> [Task to complete]:
Extract the complete data exactly as given.

==================================================

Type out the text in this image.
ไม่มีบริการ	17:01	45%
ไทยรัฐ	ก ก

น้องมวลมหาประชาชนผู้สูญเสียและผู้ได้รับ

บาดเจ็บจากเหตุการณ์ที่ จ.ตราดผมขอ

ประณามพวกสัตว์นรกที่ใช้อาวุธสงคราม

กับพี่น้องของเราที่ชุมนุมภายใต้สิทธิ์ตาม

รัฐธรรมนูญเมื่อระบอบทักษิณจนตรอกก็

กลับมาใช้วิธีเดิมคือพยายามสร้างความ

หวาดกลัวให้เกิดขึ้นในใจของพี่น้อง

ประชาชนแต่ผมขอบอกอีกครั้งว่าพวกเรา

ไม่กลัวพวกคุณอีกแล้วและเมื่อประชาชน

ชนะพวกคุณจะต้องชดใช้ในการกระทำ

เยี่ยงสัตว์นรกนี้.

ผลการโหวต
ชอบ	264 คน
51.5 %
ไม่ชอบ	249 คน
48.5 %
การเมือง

==================================================

> [Full output]:
Type out the text in this image.
ไม่มีบริการ	17:01	45%
ไทยรัฐ	ก ก

น้องมวลมหาประชาชนผู้สูญเสียและผู้ได้รับ

บาดเจ็บจากเหตุการณ์ที่ จ.ตราดผมขอ

ประณามพวกสัตว์นรกที่ใช้อาวุธสงคราม

กับพี่น้องของเราที่ชุมนุมภายใต้สิทธิ์ตาม

รัฐธรรมนูญเมื่อระบอบทักษิณจนตรอกก็

กลับมาใช้วิธีเดิมคือพยายามสร้างความ

หวาดกลัวให้เกิดขึ้นในใจของพี่น้อง

ประชาชนแต่ผมขอบอกอีกครั้งว่าพวกเรา

ไม่กลัวพวกคุณอีกแล้วและเมื่อประชาชน

ชนะพวกคุณจะต้องชดใช้ในการกระทำ

เยี่ยงสัตว์นรกนี้.

ผลการโหวต
ชอบ	264 คน
51.5 %
ไม่ชอบ	249 คน
48.5 %
การเมือง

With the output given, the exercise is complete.